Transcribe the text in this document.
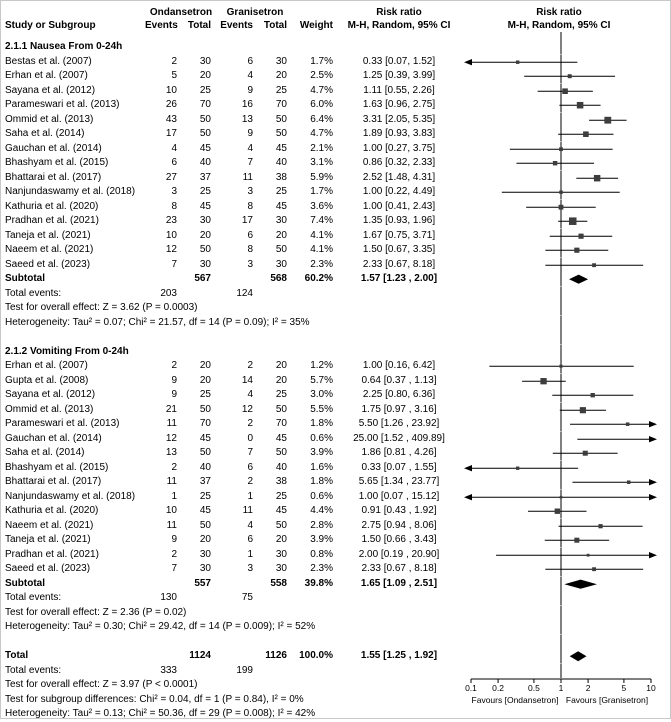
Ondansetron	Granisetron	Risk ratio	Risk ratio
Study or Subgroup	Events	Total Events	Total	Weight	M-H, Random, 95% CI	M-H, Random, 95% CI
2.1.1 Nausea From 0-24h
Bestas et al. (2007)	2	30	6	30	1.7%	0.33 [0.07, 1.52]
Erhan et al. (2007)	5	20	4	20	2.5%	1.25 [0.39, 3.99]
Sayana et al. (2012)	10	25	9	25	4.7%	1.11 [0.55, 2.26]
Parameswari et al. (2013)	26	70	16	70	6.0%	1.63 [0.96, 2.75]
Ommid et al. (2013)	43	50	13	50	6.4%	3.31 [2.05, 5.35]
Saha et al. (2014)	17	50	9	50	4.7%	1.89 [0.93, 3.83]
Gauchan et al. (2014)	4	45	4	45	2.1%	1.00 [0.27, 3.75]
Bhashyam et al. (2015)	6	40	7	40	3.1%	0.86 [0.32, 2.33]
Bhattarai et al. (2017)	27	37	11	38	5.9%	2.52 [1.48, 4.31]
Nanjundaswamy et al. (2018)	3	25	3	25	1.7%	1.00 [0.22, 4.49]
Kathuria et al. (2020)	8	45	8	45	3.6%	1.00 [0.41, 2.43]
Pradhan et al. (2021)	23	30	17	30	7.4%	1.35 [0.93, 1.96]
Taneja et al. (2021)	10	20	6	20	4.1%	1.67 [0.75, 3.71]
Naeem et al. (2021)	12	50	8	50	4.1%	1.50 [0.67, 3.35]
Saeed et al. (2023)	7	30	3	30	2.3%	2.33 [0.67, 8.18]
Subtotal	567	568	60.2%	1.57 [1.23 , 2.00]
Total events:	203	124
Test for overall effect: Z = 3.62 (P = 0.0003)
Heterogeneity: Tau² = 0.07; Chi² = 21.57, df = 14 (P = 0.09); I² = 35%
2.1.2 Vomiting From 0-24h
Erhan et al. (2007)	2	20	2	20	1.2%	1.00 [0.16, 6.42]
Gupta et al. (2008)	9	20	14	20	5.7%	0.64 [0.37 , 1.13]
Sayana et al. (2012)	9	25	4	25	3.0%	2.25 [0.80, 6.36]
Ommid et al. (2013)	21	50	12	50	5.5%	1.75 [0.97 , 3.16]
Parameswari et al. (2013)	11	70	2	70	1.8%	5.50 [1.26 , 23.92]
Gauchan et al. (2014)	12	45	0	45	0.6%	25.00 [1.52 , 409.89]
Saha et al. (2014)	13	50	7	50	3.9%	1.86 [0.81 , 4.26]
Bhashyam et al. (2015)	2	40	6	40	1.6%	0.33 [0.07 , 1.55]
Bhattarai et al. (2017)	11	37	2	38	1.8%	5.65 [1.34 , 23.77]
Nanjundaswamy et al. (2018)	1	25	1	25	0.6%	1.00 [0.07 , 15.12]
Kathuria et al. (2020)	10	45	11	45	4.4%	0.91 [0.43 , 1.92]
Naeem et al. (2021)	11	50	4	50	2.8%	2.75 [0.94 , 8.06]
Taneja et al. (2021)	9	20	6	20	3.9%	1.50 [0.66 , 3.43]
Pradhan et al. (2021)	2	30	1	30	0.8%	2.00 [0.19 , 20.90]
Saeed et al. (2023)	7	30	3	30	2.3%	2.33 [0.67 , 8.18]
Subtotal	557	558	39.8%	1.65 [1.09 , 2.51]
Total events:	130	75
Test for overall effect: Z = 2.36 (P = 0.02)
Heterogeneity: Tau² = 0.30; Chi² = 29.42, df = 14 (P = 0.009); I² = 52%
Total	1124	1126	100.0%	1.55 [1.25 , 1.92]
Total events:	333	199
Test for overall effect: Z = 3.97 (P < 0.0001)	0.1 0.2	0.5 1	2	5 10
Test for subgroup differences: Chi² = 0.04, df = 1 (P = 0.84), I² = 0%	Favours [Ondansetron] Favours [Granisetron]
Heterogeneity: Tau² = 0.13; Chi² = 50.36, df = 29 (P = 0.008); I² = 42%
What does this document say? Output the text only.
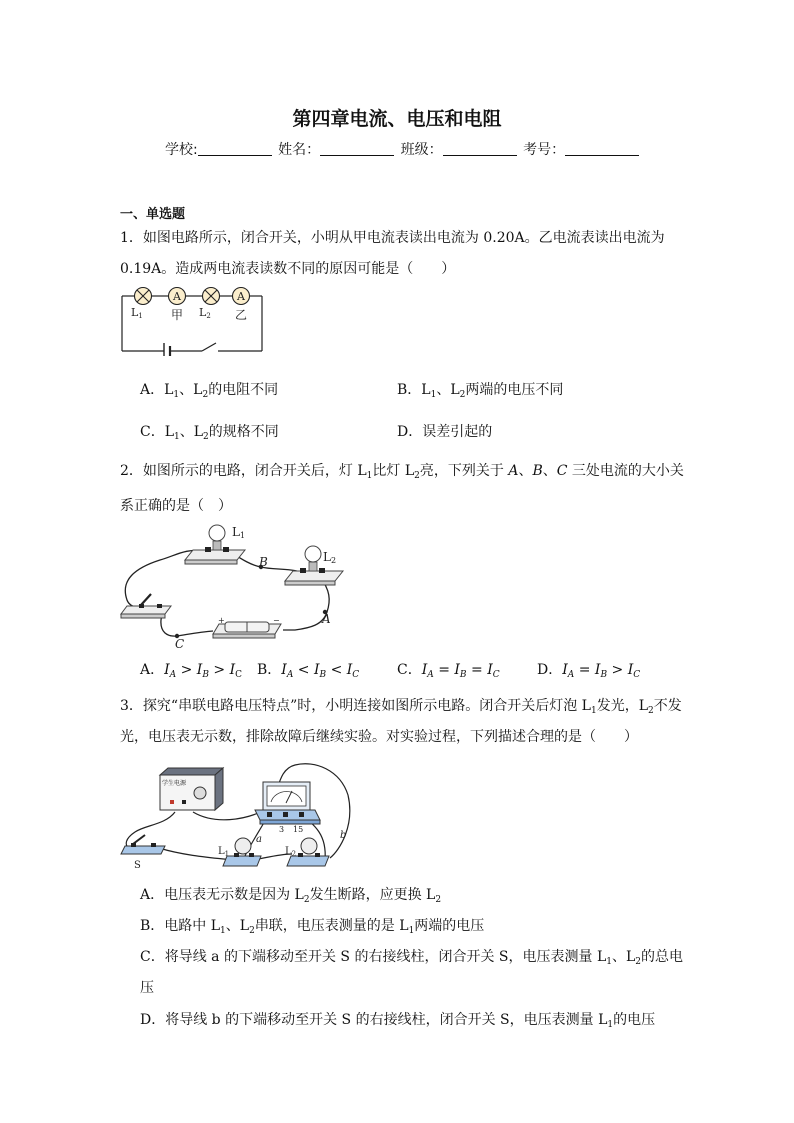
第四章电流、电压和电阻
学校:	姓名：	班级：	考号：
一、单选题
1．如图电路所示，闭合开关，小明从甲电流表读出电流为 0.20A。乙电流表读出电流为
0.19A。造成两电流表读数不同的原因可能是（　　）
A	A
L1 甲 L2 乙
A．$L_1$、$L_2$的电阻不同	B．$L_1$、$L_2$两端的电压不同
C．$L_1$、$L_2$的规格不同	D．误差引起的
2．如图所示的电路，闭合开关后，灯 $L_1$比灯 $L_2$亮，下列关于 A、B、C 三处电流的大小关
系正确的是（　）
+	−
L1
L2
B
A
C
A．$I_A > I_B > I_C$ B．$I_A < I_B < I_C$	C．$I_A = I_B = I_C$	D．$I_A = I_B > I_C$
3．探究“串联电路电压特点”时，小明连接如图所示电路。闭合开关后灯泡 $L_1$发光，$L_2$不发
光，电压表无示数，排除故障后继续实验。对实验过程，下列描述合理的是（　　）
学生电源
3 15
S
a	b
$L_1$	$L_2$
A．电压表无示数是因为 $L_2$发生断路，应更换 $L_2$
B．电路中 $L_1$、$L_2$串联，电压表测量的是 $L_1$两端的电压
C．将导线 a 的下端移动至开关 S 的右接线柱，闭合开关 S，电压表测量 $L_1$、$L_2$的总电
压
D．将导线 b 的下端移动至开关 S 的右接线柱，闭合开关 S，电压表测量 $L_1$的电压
------------------------------------------------
Work to complete> Leave out every line without the string "的下端移动至开关" and copy the rest.

Result of the task>
C．将导线 a 的下端移动至开关 S 的右接线柱，闭合开关 S，电压表测量 $L_1$、$L_2$的总电
D．将导线 b 的下端移动至开关 S 的右接线柱，闭合开关 S，电压表测量 $L_1$的电压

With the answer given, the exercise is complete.